Figure content listings
%%

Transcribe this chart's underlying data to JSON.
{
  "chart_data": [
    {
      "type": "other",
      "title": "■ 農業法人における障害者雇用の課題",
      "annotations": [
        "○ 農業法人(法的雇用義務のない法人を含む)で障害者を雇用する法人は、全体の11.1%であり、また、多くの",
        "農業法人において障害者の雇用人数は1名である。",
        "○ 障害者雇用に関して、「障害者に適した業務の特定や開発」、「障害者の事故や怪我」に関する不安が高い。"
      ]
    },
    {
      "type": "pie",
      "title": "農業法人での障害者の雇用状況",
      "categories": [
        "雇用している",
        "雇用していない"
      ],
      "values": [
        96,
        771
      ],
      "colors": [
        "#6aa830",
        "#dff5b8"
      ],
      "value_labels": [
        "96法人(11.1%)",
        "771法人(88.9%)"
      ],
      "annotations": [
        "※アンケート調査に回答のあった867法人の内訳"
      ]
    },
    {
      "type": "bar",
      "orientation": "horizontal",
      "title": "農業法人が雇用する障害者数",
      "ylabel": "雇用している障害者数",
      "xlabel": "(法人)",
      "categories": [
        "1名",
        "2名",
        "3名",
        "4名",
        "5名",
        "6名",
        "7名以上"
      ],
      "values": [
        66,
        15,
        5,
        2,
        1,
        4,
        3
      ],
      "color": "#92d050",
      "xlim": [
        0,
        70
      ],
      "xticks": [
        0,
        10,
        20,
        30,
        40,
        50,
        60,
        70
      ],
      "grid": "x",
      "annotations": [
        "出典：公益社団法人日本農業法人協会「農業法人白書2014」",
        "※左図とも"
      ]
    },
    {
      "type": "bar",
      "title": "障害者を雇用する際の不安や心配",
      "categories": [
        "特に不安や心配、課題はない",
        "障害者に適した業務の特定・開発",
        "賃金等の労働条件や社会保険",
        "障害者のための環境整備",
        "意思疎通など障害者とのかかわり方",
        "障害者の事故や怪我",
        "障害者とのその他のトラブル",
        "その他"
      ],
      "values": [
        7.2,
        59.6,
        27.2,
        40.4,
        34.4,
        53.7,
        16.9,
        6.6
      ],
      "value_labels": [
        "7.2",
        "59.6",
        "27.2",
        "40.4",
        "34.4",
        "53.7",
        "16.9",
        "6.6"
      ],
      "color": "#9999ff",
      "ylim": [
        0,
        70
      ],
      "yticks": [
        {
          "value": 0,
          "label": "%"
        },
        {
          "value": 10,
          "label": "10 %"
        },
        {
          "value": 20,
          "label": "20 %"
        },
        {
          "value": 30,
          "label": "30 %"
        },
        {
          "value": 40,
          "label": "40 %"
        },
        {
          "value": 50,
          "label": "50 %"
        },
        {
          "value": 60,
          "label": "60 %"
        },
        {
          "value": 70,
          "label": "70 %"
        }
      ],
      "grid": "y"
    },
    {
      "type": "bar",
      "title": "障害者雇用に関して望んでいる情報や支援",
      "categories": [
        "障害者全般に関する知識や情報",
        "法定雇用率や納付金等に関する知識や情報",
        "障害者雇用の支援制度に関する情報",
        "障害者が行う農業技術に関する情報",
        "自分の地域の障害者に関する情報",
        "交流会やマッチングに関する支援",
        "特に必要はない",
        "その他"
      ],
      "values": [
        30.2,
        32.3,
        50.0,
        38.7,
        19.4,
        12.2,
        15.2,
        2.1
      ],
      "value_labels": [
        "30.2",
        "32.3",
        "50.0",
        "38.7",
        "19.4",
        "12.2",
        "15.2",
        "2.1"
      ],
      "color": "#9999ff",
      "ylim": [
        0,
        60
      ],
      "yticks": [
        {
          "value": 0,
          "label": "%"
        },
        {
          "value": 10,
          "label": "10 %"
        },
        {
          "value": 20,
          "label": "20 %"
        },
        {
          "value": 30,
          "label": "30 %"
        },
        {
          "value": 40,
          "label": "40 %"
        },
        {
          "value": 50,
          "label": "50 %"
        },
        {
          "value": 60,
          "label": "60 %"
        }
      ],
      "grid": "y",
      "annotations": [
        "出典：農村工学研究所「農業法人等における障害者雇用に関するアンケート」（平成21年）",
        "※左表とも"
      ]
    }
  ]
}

%%

• STATED EXERCISE
Every entry should be output exactly as written, please.

• COMPLETED EXERCISE
Transcribe this chart's underlying data to JSON.
{
  "chart_data": [
    {
      "type": "other",
      "title": "■ 農業法人における障害者雇用の課題",
      "annotations": [
        "○ 農業法人(法的雇用義務のない法人を含む)で障害者を雇用する法人は、全体の11.1%であり、また、多くの",
        "農業法人において障害者の雇用人数は1名である。",
        "○ 障害者雇用に関して、「障害者に適した業務の特定や開発」、「障害者の事故や怪我」に関する不安が高い。"
      ]
    },
    {
      "type": "pie",
      "title": "農業法人での障害者の雇用状況",
      "categories": [
        "雇用している",
        "雇用していない"
      ],
      "values": [
        96,
        771
      ],
      "colors": [
        "#6aa830",
        "#dff5b8"
      ],
      "value_labels": [
        "96法人(11.1%)",
        "771法人(88.9%)"
      ],
      "annotations": [
        "※アンケート調査に回答のあった867法人の内訳"
      ]
    },
    {
      "type": "bar",
      "orientation": "horizontal",
      "title": "農業法人が雇用する障害者数",
      "ylabel": "雇用している障害者数",
      "xlabel": "(法人)",
      "categories": [
        "1名",
        "2名",
        "3名",
        "4名",
        "5名",
        "6名",
        "7名以上"
      ],
      "values": [
        66,
        15,
        5,
        2,
        1,
        4,
        3
      ],
      "color": "#92d050",
      "xlim": [
        0,
        70
      ],
      "xticks": [
        0,
        10,
        20,
        30,
        40,
        50,
        60,
        70
      ],
      "grid": "x",
      "annotations": [
        "出典：公益社団法人日本農業法人協会「農業法人白書2014」",
        "※左図とも"
      ]
    },
    {
      "type": "bar",
      "title": "障害者を雇用する際の不安や心配",
      "categories": [
        "特に不安や心配、課題はない",
        "障害者に適した業務の特定・開発",
        "賃金等の労働条件や社会保険",
        "障害者のための環境整備",
        "意思疎通など障害者とのかかわり方",
        "障害者の事故や怪我",
        "障害者とのその他のトラブル",
        "その他"
      ],
      "values": [
        7.2,
        59.6,
        27.2,
        40.4,
        34.4,
        53.7,
        16.9,
        6.6
      ],
      "value_labels": [
        "7.2",
        "59.6",
        "27.2",
        "40.4",
        "34.4",
        "53.7",
        "16.9",
        "6.6"
      ],
      "color": "#9999ff",
      "ylim": [
        0,
        70
      ],
      "yticks": [
        {
          "value": 0,
          "label": "%"
        },
        {
          "value": 10,
          "label": "10 %"
        },
        {
          "value": 20,
          "label": "20 %"
        },
        {
          "value": 30,
          "label": "30 %"
        },
        {
          "value": 40,
          "label": "40 %"
        },
        {
          "value": 50,
          "label": "50 %"
        },
        {
          "value": 60,
          "label": "60 %"
        },
        {
          "value": 70,
          "label": "70 %"
        }
      ],
      "grid": "y"
    },
    {
      "type": "bar",
      "title": "障害者雇用に関して望んでいる情報や支援",
      "categories": [
        "障害者全般に関する知識や情報",
        "法定雇用率や納付金等に関する知識や情報",
        "障害者雇用の支援制度に関する情報",
        "障害者が行う農業技術に関する情報",
        "自分の地域の障害者に関する情報",
        "交流会やマッチングに関する支援",
        "特に必要はない",
        "その他"
      ],
      "values": [
        30.2,
        32.3,
        50.0,
        38.7,
        19.4,
        12.2,
        15.2,
        2.1
      ],
      "value_labels": [
        "30.2",
        "32.3",
        "50.0",
        "38.7",
        "19.4",
        "12.2",
        "15.2",
        "2.1"
      ],
      "color": "#9999ff",
      "ylim": [
        0,
        60
      ],
      "yticks": [
        {
          "value": 0,
          "label": "%"
        },
        {
          "value": 10,
          "label": "10 %"
        },
        {
          "value": 20,
          "label": "20 %"
        },
        {
          "value": 30,
          "label": "30 %"
        },
        {
          "value": 40,
          "label": "40 %"
        },
        {
          "value": 50,
          "label": "50 %"
        },
        {
          "value": 60,
          "label": "60 %"
        }
      ],
      "grid": "y",
      "annotations": [
        "出典：農村工学研究所「農業法人等における障害者雇用に関するアンケート」（平成21年）",
        "※左表とも"
      ]
    }
  ]
}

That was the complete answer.